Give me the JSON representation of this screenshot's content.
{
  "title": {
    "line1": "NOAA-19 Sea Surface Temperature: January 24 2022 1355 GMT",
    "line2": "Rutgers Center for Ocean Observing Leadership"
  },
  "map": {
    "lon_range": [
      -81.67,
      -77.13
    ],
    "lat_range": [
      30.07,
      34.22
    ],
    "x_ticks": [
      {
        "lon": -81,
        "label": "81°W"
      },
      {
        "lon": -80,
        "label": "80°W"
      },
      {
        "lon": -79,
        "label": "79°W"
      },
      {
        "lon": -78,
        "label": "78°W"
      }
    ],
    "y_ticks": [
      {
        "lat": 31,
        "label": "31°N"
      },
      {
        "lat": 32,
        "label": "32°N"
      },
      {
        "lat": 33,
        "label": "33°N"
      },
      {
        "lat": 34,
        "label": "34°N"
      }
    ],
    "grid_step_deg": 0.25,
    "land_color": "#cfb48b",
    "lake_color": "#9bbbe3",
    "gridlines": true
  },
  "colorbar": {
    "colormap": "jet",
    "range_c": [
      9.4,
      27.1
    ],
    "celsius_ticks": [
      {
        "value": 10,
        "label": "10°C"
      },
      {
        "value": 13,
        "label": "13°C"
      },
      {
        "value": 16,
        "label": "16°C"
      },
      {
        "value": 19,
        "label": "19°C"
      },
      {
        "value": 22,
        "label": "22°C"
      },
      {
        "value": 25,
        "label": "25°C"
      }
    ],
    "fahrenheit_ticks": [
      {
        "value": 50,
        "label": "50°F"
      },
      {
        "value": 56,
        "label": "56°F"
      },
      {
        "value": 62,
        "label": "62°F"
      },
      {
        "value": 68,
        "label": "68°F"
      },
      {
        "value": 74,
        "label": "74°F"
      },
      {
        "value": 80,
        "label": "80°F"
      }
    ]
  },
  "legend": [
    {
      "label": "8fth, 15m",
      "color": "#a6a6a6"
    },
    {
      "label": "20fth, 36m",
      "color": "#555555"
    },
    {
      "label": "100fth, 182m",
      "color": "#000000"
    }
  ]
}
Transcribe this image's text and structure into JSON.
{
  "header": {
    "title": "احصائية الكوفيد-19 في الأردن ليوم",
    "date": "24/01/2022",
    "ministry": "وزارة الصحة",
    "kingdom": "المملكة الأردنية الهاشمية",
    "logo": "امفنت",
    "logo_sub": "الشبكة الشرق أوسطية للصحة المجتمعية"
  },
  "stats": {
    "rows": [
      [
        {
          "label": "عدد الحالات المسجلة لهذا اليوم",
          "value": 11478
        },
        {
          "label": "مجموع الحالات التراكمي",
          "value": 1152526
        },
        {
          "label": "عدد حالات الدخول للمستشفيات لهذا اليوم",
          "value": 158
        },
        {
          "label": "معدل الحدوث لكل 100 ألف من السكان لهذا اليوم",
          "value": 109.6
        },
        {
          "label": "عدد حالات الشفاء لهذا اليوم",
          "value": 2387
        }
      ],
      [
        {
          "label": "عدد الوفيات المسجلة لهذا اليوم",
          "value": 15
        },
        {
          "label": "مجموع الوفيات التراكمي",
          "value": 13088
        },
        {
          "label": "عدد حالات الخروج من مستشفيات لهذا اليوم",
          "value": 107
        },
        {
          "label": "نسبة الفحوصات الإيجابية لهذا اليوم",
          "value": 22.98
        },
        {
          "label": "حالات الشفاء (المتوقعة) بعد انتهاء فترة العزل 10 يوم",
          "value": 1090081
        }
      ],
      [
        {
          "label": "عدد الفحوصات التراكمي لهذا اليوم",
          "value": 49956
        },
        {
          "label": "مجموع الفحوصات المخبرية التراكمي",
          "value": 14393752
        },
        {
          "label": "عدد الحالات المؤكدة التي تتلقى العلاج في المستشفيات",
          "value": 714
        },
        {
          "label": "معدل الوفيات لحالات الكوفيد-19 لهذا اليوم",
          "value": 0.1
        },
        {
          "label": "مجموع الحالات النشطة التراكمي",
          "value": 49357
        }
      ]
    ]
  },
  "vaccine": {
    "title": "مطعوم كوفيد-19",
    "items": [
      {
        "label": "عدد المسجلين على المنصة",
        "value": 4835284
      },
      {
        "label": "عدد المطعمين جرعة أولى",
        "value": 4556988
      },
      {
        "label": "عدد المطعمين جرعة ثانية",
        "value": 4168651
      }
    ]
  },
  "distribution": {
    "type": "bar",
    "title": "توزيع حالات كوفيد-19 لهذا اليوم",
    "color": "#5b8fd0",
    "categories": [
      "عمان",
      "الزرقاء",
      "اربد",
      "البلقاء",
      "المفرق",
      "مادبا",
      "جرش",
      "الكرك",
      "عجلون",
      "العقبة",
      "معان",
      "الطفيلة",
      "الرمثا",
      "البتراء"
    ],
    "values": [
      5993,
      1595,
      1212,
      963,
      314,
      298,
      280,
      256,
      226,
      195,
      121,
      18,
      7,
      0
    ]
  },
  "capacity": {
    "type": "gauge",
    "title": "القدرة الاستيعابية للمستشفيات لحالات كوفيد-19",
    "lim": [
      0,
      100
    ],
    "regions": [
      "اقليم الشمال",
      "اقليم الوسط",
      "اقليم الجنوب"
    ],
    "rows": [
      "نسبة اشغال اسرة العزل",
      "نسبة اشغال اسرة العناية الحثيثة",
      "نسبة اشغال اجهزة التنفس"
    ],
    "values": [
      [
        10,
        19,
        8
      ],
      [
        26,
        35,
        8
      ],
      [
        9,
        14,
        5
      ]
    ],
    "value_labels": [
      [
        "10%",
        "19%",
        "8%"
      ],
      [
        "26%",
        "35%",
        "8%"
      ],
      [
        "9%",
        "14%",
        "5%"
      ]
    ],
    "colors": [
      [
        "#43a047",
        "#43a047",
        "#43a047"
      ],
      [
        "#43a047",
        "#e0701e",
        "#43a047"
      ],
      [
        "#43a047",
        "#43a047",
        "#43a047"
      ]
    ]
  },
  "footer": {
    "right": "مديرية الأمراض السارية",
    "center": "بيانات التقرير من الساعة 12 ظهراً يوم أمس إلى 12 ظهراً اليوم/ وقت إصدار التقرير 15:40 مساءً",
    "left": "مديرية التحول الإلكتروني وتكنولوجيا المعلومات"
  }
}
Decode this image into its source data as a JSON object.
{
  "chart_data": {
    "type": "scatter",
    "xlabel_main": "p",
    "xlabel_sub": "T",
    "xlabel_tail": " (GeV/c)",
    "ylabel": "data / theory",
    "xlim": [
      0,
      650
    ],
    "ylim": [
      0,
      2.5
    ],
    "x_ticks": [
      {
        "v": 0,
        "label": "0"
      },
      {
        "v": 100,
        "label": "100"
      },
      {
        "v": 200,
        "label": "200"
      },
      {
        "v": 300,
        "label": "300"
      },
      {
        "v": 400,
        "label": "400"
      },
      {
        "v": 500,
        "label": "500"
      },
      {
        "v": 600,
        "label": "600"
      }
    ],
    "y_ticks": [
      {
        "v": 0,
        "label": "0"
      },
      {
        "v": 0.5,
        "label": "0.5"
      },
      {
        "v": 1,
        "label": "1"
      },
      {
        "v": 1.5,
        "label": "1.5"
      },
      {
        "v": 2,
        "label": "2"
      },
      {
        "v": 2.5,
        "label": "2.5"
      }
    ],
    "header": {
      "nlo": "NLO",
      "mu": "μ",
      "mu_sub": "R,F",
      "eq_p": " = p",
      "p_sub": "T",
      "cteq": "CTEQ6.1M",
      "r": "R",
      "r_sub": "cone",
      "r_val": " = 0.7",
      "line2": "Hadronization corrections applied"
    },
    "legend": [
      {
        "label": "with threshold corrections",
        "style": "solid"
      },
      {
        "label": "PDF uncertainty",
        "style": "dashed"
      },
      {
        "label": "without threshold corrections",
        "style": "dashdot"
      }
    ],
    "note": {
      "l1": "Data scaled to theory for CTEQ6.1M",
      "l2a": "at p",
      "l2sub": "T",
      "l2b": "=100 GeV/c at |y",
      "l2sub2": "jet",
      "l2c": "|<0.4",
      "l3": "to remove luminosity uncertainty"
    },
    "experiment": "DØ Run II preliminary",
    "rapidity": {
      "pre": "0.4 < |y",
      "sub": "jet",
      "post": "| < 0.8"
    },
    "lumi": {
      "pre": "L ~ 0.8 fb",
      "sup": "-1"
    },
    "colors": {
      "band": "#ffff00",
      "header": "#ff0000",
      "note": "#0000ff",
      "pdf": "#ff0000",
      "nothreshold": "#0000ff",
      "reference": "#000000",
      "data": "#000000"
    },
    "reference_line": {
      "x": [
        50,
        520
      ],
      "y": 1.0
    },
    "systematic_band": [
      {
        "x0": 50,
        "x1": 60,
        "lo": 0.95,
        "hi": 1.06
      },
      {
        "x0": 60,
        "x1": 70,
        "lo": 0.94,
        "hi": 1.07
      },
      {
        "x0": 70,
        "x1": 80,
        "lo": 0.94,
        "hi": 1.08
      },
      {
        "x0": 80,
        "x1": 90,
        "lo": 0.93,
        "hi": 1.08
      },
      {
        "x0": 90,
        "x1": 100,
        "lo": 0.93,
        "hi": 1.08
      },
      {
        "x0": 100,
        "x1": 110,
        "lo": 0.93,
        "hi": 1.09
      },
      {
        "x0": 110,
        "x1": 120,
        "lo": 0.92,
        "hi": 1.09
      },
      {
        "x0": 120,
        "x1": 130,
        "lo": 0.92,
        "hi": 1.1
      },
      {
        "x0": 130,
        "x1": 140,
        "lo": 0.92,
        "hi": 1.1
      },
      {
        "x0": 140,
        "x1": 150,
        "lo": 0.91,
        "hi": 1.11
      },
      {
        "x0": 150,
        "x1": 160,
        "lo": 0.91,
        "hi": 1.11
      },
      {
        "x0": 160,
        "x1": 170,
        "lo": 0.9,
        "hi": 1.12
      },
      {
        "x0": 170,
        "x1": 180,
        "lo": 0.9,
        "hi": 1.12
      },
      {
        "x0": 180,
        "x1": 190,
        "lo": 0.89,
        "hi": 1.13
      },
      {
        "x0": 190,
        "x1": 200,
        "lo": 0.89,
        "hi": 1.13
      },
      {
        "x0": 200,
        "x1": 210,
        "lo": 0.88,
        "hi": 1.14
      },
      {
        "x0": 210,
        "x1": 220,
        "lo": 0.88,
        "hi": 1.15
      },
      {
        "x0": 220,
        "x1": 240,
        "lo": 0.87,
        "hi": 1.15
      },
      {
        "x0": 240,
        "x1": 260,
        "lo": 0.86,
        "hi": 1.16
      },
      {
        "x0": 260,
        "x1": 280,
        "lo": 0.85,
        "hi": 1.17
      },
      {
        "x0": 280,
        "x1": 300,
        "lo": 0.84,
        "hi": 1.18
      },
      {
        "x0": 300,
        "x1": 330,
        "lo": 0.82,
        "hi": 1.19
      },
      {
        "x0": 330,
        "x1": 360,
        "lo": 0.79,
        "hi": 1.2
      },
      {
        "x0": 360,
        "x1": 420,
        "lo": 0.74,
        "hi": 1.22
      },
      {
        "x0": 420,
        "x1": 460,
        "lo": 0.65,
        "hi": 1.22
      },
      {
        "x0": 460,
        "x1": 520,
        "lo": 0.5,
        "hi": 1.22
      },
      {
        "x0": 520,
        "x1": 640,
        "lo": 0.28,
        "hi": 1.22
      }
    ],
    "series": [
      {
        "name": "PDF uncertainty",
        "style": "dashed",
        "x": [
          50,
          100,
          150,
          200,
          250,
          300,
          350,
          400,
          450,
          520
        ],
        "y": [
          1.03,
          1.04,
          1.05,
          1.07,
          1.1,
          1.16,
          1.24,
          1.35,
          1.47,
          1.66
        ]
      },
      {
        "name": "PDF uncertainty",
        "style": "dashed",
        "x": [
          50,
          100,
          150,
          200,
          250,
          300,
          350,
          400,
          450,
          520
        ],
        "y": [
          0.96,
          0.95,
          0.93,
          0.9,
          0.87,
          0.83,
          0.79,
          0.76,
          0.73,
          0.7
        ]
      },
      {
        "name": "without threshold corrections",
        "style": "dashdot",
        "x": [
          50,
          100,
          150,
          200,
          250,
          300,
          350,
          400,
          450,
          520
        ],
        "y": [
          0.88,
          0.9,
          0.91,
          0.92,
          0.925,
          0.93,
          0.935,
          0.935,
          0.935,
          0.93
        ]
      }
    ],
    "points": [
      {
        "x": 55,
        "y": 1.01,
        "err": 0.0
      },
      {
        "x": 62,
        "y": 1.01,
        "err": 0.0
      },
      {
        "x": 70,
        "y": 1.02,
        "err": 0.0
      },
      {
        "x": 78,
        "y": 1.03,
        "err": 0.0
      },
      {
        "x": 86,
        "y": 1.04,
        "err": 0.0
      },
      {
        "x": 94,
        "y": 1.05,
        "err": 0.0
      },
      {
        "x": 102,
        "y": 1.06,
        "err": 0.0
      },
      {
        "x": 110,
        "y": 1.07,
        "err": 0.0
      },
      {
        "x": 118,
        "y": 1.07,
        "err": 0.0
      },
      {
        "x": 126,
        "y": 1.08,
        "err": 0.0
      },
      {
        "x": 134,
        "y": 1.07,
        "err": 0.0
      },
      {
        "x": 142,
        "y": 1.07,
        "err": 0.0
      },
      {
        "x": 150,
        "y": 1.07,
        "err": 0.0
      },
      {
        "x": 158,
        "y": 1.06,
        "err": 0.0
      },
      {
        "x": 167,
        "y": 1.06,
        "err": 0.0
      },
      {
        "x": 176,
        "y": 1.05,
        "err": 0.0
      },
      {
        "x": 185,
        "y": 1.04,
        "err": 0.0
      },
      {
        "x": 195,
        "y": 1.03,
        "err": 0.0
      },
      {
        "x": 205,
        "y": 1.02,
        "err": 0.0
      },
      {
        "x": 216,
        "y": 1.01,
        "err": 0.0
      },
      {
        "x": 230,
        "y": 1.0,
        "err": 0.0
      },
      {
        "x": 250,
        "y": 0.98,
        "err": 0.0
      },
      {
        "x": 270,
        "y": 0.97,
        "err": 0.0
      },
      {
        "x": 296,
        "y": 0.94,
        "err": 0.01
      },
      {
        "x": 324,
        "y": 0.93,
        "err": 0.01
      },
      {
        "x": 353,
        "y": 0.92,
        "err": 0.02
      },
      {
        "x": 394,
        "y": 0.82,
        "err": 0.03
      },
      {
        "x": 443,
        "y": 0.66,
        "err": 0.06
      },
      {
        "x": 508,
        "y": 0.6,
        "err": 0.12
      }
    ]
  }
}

====================

**EXERCISE GOAL**
Filter the entries down to the lines containing "مجموع". Copy each of those lines.

**RESPONSE TO THE TASK**
          "label": "مجموع الحالات التراكمي",
          "label": "مجموع الوفيات التراكمي",
          "label": "مجموع الفحوصات المخبرية التراكمي",
          "label": "مجموع الحالات النشطة التراكمي",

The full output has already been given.